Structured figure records
__________

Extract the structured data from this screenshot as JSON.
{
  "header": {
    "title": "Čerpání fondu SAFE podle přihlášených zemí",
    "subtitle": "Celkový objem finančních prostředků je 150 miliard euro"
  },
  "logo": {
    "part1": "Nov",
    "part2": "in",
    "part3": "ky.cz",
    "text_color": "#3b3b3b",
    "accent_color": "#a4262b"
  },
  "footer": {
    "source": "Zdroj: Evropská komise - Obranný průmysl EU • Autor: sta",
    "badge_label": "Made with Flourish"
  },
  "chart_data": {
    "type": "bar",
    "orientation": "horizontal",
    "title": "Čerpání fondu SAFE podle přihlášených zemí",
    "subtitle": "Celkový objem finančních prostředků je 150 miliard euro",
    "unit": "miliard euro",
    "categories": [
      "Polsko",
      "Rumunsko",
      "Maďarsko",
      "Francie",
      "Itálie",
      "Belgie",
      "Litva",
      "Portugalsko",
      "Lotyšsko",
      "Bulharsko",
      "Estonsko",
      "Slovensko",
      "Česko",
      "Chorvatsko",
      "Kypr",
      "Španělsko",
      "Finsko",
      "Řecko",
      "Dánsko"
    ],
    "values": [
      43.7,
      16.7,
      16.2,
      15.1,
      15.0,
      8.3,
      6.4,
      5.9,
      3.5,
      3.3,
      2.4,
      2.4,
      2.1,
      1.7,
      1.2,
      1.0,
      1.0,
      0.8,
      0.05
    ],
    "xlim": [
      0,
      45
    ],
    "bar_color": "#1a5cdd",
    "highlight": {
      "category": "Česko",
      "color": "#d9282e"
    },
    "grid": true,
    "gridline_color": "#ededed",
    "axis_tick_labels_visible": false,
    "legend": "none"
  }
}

__________

# Exercise goal:
Search the lines for "prostředků". Copy each line that has it.

# Task output:
    "subtitle": "Celkový objem finančních prostředků je 150 miliard euro"
    "subtitle": "Celkový objem finančních prostředků je 150 miliard euro",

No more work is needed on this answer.